* BEGIN *
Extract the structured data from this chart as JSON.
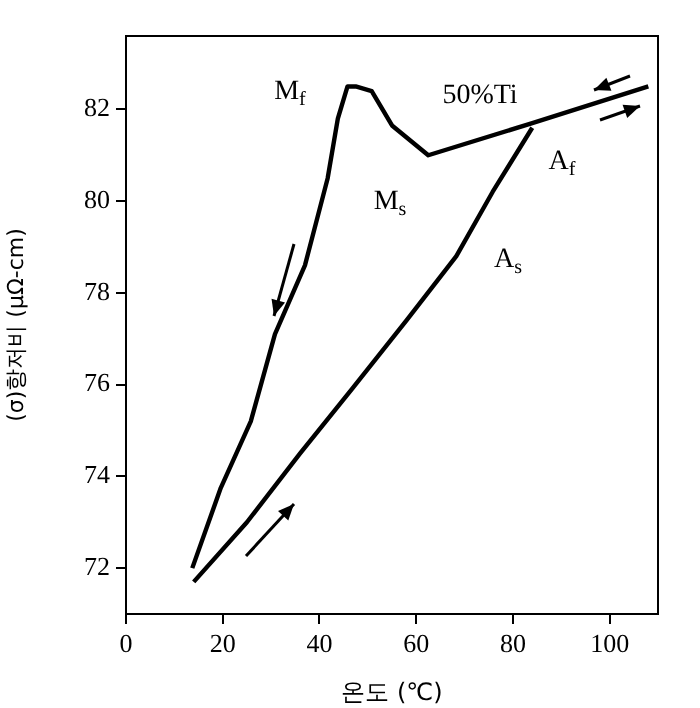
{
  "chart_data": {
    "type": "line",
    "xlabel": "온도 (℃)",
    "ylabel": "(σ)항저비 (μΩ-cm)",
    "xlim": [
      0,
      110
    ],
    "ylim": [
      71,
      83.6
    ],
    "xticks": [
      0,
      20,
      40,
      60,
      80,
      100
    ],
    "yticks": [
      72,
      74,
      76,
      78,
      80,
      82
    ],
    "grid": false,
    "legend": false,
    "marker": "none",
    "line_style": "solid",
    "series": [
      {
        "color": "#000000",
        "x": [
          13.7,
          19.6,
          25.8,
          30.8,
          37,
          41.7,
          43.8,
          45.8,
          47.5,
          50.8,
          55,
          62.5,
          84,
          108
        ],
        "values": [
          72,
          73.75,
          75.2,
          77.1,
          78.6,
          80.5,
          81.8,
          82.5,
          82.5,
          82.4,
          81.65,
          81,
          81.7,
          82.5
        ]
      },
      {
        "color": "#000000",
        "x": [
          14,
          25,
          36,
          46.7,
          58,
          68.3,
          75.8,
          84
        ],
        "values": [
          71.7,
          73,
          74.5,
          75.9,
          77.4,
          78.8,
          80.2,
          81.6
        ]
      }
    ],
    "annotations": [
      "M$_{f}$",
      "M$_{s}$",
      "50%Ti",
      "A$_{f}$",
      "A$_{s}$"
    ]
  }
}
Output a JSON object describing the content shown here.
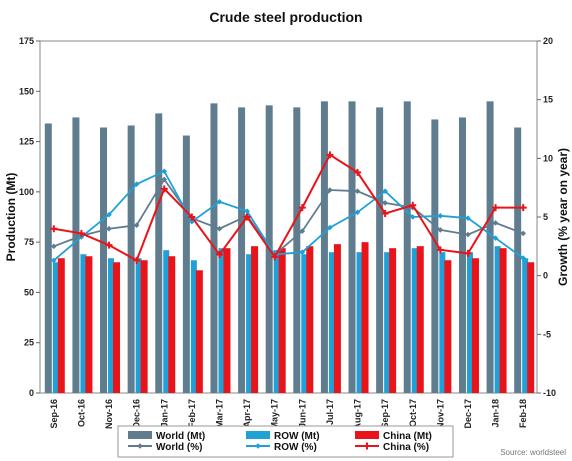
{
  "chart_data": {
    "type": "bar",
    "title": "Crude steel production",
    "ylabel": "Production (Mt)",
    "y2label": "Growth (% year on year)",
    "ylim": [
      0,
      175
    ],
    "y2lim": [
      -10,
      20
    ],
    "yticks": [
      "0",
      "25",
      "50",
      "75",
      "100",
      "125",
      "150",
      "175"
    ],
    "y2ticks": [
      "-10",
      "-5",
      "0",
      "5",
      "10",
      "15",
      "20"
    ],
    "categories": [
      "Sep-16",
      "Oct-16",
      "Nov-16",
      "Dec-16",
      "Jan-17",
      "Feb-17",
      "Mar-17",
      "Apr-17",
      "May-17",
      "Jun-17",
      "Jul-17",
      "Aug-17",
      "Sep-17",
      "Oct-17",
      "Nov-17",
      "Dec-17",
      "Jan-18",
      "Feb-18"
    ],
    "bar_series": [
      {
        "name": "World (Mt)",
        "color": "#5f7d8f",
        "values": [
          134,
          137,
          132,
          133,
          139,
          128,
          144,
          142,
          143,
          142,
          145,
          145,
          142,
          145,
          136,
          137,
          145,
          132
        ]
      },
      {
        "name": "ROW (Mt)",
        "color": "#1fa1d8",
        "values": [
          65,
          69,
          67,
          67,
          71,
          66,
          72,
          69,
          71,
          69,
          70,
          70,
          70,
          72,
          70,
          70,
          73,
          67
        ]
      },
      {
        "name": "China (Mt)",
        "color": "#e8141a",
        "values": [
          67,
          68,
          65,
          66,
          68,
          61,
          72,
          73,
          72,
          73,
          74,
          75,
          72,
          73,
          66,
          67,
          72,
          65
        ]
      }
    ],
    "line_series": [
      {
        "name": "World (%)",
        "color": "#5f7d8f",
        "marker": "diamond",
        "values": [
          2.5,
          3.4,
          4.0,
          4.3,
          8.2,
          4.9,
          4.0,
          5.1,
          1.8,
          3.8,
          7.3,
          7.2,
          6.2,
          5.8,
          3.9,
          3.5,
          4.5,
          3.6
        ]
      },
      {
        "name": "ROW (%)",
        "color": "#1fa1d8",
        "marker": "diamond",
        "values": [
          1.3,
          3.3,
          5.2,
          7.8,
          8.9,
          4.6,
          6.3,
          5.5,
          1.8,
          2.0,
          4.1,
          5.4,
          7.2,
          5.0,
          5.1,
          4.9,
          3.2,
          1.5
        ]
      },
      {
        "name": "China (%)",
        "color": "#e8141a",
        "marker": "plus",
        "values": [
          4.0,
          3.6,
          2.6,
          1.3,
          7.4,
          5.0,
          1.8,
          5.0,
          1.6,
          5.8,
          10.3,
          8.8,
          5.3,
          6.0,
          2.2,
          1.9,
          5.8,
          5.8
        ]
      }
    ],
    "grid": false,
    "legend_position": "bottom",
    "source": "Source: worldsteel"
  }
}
* END *
## Work to be completed
Reproduce the data verbatim. Do not carry any picture into the copy.

## Answer to this problem
Extract the structured data from this chart as JSON.
{
  "chart_data": {
    "type": "line",
    "xlabel": "온도 (℃)",
    "ylabel": "(σ)항저비 (μΩ-cm)",
    "xlim": [
      0,
      110
    ],
    "ylim": [
      71,
      83.6
    ],
    "xticks": [
      0,
      20,
      40,
      60,
      80,
      100
    ],
    "yticks": [
      72,
      74,
      76,
      78,
      80,
      82
    ],
    "grid": false,
    "legend": false,
    "marker": "none",
    "line_style": "solid",
    "series": [
      {
        "color": "#000000",
        "x": [
          13.7,
          19.6,
          25.8,
          30.8,
          37,
          41.7,
          43.8,
          45.8,
          47.5,
          50.8,
          55,
          62.5,
          84,
          108
        ],
        "values": [
          72,
          73.75,
          75.2,
          77.1,
          78.6,
          80.5,
          81.8,
          82.5,
          82.5,
          82.4,
          81.65,
          81,
          81.7,
          82.5
        ]
      },
      {
        "color": "#000000",
        "x": [
          14,
          25,
          36,
          46.7,
          58,
          68.3,
          75.8,
          84
        ],
        "values": [
          71.7,
          73,
          74.5,
          75.9,
          77.4,
          78.8,
          80.2,
          81.6
        ]
      }
    ],
    "annotations": [
      "M$_{f}$",
      "M$_{s}$",
      "50%Ti",
      "A$_{f}$",
      "A$_{s}$"
    ]
  }
}
Output a JSON object describing the content shown here.
{
  "chart_data": {
    "type": "bar",
    "title": "Crude steel production",
    "ylabel": "Production (Mt)",
    "y2label": "Growth (% year on year)",
    "ylim": [
      0,
      175
    ],
    "y2lim": [
      -10,
      20
    ],
    "yticks": [
      "0",
      "25",
      "50",
      "75",
      "100",
      "125",
      "150",
      "175"
    ],
    "y2ticks": [
      "-10",
      "-5",
      "0",
      "5",
      "10",
      "15",
      "20"
    ],
    "categories": [
      "Sep-16",
      "Oct-16",
      "Nov-16",
      "Dec-16",
      "Jan-17",
      "Feb-17",
      "Mar-17",
      "Apr-17",
      "May-17",
      "Jun-17",
      "Jul-17",
      "Aug-17",
      "Sep-17",
      "Oct-17",
      "Nov-17",
      "Dec-17",
      "Jan-18",
      "Feb-18"
    ],
    "bar_series": [
      {
        "name": "World (Mt)",
        "color": "#5f7d8f",
        "values": [
          134,
          137,
          132,
          133,
          139,
          128,
          144,
          142,
          143,
          142,
          145,
          145,
          142,
          145,
          136,
          137,
          145,
          132
        ]
      },
      {
        "name": "ROW (Mt)",
        "color": "#1fa1d8",
        "values": [
          65,
          69,
          67,
          67,
          71,
          66,
          72,
          69,
          71,
          69,
          70,
          70,
          70,
          72,
          70,
          70,
          73,
          67
        ]
      },
      {
        "name": "China (Mt)",
        "color": "#e8141a",
        "values": [
          67,
          68,
          65,
          66,
          68,
          61,
          72,
          73,
          72,
          73,
          74,
          75,
          72,
          73,
          66,
          67,
          72,
          65
        ]
      }
    ],
    "line_series": [
      {
        "name": "World (%)",
        "color": "#5f7d8f",
        "marker": "diamond",
        "values": [
          2.5,
          3.4,
          4.0,
          4.3,
          8.2,
          4.9,
          4.0,
          5.1,
          1.8,
          3.8,
          7.3,
          7.2,
          6.2,
          5.8,
          3.9,
          3.5,
          4.5,
          3.6
        ]
      },
      {
        "name": "ROW (%)",
        "color": "#1fa1d8",
        "marker": "diamond",
        "values": [
          1.3,
          3.3,
          5.2,
          7.8,
          8.9,
          4.6,
          6.3,
          5.5,
          1.8,
          2.0,
          4.1,
          5.4,
          7.2,
          5.0,
          5.1,
          4.9,
          3.2,
          1.5
        ]
      },
      {
        "name": "China (%)",
        "color": "#e8141a",
        "marker": "plus",
        "values": [
          4.0,
          3.6,
          2.6,
          1.3,
          7.4,
          5.0,
          1.8,
          5.0,
          1.6,
          5.8,
          10.3,
          8.8,
          5.3,
          6.0,
          2.2,
          1.9,
          5.8,
          5.8
        ]
      }
    ],
    "grid": false,
    "legend_position": "bottom",
    "source": "Source: worldsteel"
  }
}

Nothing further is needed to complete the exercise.